_What this task involves_: The data below is to be returned in full and exactly.

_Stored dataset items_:

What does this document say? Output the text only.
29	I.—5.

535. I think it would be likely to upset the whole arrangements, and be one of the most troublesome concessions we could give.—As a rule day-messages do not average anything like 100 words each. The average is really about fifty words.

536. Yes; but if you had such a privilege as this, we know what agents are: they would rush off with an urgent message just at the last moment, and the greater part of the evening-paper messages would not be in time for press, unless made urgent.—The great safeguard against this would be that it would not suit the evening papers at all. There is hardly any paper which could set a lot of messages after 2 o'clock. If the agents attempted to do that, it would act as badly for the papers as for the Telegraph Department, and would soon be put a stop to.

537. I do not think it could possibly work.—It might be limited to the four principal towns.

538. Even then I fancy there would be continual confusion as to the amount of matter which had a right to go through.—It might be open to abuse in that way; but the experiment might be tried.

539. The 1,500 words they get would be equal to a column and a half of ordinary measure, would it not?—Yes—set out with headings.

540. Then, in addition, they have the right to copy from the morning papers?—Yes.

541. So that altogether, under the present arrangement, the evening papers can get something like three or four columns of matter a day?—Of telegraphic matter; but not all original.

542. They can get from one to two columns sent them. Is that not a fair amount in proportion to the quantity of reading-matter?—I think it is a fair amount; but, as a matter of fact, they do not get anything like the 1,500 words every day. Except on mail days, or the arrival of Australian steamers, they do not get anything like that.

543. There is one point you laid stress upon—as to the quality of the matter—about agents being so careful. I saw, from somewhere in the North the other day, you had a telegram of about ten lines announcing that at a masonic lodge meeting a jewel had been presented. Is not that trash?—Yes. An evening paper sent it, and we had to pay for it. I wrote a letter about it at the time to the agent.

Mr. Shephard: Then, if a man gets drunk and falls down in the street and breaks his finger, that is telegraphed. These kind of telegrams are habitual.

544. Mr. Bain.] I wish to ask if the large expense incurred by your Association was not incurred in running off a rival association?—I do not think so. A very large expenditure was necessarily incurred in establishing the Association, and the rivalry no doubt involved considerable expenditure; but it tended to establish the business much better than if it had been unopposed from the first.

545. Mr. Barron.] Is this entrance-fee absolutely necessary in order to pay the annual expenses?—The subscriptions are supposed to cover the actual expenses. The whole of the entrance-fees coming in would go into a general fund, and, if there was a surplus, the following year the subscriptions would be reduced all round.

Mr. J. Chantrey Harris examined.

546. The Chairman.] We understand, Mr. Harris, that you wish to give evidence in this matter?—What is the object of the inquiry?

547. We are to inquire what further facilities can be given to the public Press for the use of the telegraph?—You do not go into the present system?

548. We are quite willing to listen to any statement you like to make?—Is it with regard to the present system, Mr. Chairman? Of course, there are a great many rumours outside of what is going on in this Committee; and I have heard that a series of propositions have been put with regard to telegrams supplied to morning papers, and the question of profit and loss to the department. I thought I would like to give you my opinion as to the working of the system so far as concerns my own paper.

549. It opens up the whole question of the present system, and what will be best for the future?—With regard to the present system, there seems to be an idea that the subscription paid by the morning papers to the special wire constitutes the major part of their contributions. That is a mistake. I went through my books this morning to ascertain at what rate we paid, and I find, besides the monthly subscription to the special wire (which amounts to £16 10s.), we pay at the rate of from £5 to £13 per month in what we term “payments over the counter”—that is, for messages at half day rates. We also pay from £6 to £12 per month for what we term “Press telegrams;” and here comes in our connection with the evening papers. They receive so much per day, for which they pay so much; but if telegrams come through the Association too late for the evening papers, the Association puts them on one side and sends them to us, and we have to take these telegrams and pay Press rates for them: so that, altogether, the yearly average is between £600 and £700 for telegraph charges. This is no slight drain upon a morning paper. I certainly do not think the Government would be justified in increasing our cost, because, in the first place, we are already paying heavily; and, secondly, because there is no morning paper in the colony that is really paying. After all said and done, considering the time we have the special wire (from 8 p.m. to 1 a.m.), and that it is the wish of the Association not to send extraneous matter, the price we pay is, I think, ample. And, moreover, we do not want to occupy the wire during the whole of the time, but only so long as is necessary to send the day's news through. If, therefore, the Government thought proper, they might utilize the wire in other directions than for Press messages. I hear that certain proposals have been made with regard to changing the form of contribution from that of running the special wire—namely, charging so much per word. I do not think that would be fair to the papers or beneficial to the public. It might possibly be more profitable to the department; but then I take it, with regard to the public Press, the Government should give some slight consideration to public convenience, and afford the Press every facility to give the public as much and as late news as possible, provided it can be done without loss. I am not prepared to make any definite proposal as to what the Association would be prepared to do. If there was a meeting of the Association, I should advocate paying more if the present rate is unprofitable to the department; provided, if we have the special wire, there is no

_Exercise answer_:
What does this document say? Output the text only.
29	I.—5.

535. I think it would be likely to upset the whole arrangements, and be one of the most troublesome concessions we could give.—As a rule day-messages do not average anything like 100 words each. The average is really about fifty words.

536. Yes; but if you had such a privilege as this, we know what agents are: they would rush off with an urgent message just at the last moment, and the greater part of the evening-paper messages would not be in time for press, unless made urgent.—The great safeguard against this would be that it would not suit the evening papers at all. There is hardly any paper which could set a lot of messages after 2 o'clock. If the agents attempted to do that, it would act as badly for the papers as for the Telegraph Department, and would soon be put a stop to.

537. I do not think it could possibly work.—It might be limited to the four principal towns.

538. Even then I fancy there would be continual confusion as to the amount of matter which had a right to go through.—It might be open to abuse in that way; but the experiment might be tried.

539. The 1,500 words they get would be equal to a column and a half of ordinary measure, would it not?—Yes—set out with headings.

540. Then, in addition, they have the right to copy from the morning papers?—Yes.

541. So that altogether, under the present arrangement, the evening papers can get something like three or four columns of matter a day?—Of telegraphic matter; but not all original.

542. They can get from one to two columns sent them. Is that not a fair amount in proportion to the quantity of reading-matter?—I think it is a fair amount; but, as a matter of fact, they do not get anything like the 1,500 words every day. Except on mail days, or the arrival of Australian steamers, they do not get anything like that.

543. There is one point you laid stress upon—as to the quality of the matter—about agents being so careful. I saw, from somewhere in the North the other day, you had a telegram of about ten lines announcing that at a masonic lodge meeting a jewel had been presented. Is not that trash?—Yes. An evening paper sent it, and we had to pay for it. I wrote a letter about it at the time to the agent.

Mr. Shephard: Then, if a man gets drunk and falls down in the street and breaks his finger, that is telegraphed. These kind of telegrams are habitual.

544. Mr. Bain.] I wish to ask if the large expense incurred by your Association was not incurred in running off a rival association?—I do not think so. A very large expenditure was necessarily incurred in establishing the Association, and the rivalry no doubt involved considerable expenditure; but it tended to establish the business much better than if it had been unopposed from the first.

545. Mr. Barron.] Is this entrance-fee absolutely necessary in order to pay the annual expenses?—The subscriptions are supposed to cover the actual expenses. The whole of the entrance-fees coming in would go into a general fund, and, if there was a surplus, the following year the subscriptions would be reduced all round.

Mr. J. Chantrey Harris examined.

546. The Chairman.] We understand, Mr. Harris, that you wish to give evidence in this matter?—What is the object of the inquiry?

547. We are to inquire what further facilities can be given to the public Press for the use of the telegraph?—You do not go into the present system?

548. We are quite willing to listen to any statement you like to make?—Is it with regard to the present system, Mr. Chairman? Of course, there are a great many rumours outside of what is going on in this Committee; and I have heard that a series of propositions have been put with regard to telegrams supplied to morning papers, and the question of profit and loss to the department. I thought I would like to give you my opinion as to the working of the system so far as concerns my own paper.

549. It opens up the whole question of the present system, and what will be best for the future?—With regard to the present system, there seems to be an idea that the subscription paid by the morning papers to the special wire constitutes the major part of their contributions. That is a mistake. I went through my books this morning to ascertain at what rate we paid, and I find, besides the monthly subscription to the special wire (which amounts to £16 10s.), we pay at the rate of from £5 to £13 per month in what we term “payments over the counter”—that is, for messages at half day rates. We also pay from £6 to £12 per month for what we term “Press telegrams;” and here comes in our connection with the evening papers. They receive so much per day, for which they pay so much; but if telegrams come through the Association too late for the evening papers, the Association puts them on one side and sends them to us, and we have to take these telegrams and pay Press rates for them: so that, altogether, the yearly average is between £600 and £700 for telegraph charges. This is no slight drain upon a morning paper. I certainly do not think the Government would be justified in increasing our cost, because, in the first place, we are already paying heavily; and, secondly, because there is no morning paper in the colony that is really paying. After all said and done, considering the time we have the special wire (from 8 p.m. to 1 a.m.), and that it is the wish of the Association not to send extraneous matter, the price we pay is, I think, ample. And, moreover, we do not want to occupy the wire during the whole of the time, but only so long as is necessary to send the day's news through. If, therefore, the Government thought proper, they might utilize the wire in other directions than for Press messages. I hear that certain proposals have been made with regard to changing the form of contribution from that of running the special wire—namely, charging so much per word. I do not think that would be fair to the papers or beneficial to the public. It might possibly be more profitable to the department; but then I take it, with regard to the public Press, the Government should give some slight consideration to public convenience, and afford the Press every facility to give the public as much and as late news as possible, provided it can be done without loss. I am not prepared to make any definite proposal as to what the Association would be prepared to do. If there was a meeting of the Association, I should advocate paying more if the present rate is unprofitable to the department; provided, if we have the special wire, there is no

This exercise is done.